Exercise brief:
The required output is a single number: how many lines of the material contain the string "color".
※ ※ ※
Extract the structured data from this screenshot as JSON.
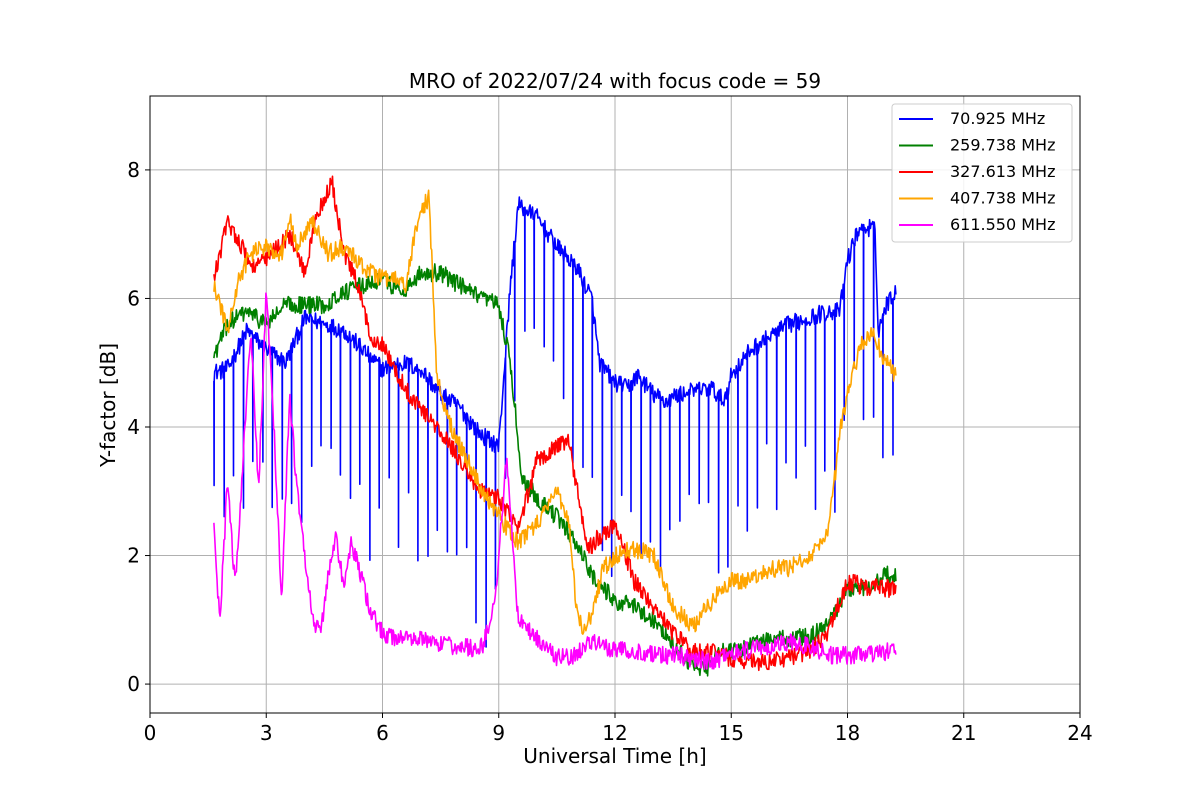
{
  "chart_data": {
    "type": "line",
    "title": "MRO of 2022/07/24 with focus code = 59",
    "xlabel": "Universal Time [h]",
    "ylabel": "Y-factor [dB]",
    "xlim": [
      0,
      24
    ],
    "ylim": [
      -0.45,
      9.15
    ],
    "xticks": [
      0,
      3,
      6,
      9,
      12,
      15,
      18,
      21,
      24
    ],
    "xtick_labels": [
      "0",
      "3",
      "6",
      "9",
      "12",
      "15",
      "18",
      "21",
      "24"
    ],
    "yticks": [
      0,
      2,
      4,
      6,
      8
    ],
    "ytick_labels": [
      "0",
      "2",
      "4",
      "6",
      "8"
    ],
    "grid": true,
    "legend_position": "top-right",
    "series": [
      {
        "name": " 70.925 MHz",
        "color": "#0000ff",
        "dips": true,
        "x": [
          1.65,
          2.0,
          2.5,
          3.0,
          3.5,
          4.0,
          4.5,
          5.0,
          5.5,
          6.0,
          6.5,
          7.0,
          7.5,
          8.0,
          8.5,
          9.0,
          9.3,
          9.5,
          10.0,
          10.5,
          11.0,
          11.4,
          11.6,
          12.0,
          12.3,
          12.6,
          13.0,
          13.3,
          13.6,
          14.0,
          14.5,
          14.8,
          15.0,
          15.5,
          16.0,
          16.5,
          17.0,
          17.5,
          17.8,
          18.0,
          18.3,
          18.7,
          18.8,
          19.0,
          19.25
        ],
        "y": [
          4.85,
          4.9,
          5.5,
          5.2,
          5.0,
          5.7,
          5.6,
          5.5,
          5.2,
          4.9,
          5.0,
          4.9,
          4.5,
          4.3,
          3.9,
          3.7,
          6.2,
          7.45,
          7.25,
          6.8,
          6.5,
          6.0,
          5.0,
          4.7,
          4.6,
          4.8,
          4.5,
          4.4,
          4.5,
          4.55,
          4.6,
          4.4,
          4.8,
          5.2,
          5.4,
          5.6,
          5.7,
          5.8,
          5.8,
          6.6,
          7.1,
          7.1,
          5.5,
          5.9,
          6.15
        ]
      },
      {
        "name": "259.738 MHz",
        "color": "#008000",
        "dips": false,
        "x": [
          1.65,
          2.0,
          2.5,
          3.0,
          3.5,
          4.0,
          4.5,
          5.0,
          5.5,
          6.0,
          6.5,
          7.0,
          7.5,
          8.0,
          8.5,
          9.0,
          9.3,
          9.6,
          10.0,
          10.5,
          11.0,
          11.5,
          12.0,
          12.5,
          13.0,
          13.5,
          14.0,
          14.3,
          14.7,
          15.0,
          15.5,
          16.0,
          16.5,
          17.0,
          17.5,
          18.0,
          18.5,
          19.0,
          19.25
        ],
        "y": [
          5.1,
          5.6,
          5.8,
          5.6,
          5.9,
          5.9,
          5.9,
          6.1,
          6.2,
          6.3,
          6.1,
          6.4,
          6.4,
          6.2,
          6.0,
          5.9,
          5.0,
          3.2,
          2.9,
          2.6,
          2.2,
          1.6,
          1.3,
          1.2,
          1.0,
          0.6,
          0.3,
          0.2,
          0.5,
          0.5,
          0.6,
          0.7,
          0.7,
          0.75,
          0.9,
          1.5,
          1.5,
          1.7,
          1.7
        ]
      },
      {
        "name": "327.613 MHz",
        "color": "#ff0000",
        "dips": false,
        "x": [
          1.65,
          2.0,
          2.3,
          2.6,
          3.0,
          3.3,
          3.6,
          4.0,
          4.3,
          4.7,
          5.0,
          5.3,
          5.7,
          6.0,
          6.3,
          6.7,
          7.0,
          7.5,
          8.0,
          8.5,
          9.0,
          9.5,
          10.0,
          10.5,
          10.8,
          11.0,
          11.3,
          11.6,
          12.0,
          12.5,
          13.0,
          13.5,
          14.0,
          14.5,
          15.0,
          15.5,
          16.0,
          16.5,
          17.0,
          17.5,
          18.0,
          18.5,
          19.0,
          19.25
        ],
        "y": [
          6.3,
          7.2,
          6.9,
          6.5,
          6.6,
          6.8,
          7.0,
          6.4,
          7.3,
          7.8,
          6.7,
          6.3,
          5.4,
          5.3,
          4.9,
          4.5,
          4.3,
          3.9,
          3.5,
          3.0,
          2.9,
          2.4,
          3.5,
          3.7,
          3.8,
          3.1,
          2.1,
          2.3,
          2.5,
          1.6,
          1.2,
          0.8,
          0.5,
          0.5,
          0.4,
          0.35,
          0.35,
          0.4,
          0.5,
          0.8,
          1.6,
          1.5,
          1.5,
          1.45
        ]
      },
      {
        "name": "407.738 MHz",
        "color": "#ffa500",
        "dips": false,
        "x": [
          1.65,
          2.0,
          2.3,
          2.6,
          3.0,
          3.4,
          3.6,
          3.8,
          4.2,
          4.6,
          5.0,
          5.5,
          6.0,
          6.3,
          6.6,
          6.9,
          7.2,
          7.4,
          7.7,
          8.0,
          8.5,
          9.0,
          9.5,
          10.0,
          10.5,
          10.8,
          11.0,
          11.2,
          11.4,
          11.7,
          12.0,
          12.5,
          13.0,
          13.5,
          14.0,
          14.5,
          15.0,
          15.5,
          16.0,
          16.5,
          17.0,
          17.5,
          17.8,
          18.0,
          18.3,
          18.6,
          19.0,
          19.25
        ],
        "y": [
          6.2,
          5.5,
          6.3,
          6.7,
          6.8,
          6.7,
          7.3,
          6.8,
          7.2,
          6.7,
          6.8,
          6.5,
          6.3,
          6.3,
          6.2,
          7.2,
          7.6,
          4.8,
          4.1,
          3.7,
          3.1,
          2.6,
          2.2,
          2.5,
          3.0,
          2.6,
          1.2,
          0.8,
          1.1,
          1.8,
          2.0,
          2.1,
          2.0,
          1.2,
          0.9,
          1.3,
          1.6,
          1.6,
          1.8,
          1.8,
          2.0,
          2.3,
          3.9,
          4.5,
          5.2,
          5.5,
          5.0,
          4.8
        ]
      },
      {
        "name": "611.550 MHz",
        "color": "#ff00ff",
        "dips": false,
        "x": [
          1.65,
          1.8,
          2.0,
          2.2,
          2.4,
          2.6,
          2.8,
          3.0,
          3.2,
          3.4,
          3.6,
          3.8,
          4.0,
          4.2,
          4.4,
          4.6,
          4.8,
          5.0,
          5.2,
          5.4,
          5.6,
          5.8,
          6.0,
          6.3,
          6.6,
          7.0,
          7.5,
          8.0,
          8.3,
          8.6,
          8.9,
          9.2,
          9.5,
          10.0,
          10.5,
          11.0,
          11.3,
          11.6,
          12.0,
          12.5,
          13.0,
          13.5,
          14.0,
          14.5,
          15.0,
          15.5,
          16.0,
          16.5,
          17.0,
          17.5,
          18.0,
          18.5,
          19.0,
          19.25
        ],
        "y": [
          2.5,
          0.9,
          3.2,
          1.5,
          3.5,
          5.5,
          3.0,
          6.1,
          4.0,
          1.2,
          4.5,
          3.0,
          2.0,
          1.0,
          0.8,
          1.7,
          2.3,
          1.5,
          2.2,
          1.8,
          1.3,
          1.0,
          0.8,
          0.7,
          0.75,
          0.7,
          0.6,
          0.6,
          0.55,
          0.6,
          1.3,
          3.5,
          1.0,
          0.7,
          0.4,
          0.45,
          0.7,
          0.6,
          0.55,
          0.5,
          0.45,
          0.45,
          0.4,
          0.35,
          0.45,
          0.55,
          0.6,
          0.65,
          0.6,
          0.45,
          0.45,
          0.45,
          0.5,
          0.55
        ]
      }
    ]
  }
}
※ ※ ※
Reply:
5